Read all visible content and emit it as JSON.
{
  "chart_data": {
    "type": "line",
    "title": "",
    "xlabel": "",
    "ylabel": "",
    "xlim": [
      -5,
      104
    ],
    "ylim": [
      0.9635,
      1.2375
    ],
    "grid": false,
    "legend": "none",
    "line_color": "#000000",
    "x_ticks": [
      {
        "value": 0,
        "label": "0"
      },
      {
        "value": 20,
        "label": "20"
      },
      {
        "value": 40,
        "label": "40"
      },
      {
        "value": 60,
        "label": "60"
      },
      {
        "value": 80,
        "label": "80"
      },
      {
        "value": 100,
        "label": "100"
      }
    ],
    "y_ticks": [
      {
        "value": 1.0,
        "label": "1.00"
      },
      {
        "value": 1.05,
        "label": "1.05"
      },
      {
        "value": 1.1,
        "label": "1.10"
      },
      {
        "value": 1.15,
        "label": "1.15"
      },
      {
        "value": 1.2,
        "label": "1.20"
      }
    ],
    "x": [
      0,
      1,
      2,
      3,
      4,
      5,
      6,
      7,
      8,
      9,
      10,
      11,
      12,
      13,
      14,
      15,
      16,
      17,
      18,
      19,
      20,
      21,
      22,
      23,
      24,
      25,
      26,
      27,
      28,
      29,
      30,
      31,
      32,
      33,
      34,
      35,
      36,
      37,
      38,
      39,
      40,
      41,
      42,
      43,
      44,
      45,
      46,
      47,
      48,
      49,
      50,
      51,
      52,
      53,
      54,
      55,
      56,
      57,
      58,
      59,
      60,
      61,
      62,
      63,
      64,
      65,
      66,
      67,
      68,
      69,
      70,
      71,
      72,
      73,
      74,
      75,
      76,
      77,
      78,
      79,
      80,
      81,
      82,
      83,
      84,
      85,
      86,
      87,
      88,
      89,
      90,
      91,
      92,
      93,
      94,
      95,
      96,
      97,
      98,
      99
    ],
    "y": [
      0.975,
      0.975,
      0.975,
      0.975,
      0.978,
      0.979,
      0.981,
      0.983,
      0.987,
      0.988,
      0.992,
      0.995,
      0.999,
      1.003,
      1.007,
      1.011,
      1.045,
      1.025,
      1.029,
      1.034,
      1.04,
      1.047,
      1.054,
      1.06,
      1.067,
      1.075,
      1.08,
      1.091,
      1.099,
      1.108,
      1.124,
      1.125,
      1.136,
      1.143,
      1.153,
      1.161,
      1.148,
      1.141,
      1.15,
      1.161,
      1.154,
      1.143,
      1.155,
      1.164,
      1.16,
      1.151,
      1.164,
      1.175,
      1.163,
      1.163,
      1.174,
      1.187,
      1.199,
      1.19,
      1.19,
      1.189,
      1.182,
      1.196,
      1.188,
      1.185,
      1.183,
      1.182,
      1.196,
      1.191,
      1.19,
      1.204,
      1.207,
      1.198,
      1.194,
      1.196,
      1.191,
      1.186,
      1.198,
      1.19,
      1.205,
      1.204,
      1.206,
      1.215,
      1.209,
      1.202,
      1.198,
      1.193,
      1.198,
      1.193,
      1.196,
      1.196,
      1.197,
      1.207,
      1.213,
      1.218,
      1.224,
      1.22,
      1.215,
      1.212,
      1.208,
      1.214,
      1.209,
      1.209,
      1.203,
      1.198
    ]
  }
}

==============================

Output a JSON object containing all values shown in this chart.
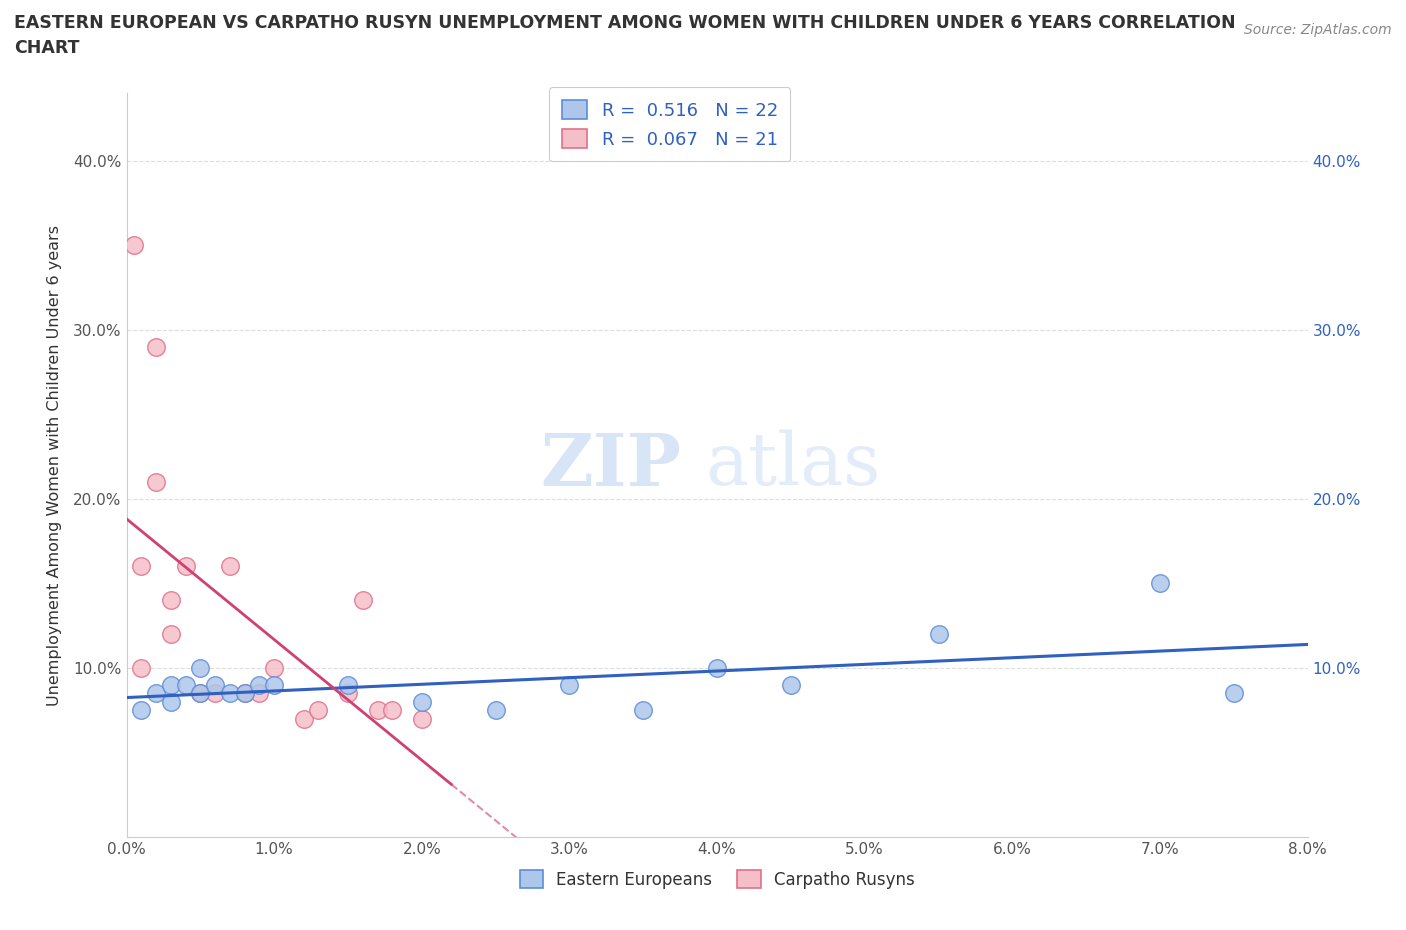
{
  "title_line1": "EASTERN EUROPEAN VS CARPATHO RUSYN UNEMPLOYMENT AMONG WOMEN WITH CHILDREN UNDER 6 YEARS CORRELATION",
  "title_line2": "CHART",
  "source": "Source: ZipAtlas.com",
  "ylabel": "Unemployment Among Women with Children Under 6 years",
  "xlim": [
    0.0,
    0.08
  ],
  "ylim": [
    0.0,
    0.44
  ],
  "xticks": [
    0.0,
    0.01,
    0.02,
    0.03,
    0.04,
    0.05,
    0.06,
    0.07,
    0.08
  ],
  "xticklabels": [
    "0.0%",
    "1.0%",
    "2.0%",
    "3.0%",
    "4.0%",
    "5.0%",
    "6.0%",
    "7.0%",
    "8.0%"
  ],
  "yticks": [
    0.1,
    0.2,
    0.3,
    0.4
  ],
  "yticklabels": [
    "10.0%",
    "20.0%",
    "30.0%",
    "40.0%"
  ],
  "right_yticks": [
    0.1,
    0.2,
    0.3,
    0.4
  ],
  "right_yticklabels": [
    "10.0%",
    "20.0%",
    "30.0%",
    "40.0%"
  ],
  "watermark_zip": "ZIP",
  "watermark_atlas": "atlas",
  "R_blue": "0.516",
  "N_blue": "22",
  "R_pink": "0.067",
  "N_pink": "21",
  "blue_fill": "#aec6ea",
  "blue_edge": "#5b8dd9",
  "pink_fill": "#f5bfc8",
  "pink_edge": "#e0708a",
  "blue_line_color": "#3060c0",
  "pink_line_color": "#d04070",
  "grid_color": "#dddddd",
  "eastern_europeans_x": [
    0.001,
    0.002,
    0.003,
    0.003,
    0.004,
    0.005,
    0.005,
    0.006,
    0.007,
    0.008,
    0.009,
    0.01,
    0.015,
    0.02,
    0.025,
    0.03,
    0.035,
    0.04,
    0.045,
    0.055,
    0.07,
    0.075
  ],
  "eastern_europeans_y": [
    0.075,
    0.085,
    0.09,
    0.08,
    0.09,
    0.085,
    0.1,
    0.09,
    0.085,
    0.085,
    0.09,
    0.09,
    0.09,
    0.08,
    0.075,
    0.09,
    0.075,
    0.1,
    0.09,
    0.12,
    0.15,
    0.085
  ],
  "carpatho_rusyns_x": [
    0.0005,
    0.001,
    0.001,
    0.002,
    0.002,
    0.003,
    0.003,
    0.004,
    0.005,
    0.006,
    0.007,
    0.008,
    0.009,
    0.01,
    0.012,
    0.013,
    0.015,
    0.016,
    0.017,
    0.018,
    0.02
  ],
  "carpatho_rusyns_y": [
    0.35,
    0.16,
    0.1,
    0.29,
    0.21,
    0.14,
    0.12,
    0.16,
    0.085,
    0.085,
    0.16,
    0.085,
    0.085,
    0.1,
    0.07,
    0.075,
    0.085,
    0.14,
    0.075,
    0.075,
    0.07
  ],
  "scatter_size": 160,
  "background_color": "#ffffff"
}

==============================

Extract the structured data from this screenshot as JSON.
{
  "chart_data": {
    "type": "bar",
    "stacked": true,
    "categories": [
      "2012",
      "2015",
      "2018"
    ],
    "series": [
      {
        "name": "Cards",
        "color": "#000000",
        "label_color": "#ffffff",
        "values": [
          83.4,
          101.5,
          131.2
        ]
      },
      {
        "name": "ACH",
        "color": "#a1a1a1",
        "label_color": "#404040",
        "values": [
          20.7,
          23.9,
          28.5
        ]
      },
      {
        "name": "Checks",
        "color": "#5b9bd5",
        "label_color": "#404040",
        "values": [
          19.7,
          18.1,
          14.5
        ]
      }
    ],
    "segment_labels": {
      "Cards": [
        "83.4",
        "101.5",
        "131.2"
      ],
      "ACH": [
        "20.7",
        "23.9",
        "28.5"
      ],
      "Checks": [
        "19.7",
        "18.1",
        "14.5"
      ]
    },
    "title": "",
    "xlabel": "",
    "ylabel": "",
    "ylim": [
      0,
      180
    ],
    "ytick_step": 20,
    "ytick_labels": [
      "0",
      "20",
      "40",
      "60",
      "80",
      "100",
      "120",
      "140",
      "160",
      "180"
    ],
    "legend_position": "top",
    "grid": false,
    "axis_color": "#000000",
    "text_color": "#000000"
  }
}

==============================

_Challenge:_ Among the entries above, how many lines include the word "this"? Give the number with no comment.

_Exercise output:_ 2